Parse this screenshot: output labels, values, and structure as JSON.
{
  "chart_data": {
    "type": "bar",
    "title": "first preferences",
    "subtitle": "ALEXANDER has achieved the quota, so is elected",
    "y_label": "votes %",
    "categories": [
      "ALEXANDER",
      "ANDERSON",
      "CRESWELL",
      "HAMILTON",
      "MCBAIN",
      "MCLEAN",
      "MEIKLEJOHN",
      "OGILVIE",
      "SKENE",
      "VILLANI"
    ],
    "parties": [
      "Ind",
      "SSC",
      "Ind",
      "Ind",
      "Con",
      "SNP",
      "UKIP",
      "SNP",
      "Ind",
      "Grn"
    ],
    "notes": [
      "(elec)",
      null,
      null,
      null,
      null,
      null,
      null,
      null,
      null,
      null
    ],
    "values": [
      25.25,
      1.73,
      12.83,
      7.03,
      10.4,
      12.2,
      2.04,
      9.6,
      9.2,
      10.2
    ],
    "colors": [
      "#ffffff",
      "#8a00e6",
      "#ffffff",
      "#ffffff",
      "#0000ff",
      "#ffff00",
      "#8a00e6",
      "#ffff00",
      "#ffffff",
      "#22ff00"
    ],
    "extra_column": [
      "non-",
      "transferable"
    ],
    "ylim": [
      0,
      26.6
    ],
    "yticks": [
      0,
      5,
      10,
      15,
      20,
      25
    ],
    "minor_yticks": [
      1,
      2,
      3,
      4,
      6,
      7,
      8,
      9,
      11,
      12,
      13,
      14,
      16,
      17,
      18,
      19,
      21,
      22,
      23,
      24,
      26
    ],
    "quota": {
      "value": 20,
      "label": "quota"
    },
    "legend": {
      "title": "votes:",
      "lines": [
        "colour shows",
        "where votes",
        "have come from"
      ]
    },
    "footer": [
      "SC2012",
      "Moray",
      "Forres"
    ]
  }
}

TASK TO CARRY OUT:
Check every line for "quota" and show the ones that have it.

EXERCISE RESULT:
    "subtitle": "ALEXANDER has achieved the quota, so is elected",
    "quota": {
      "label": "quota"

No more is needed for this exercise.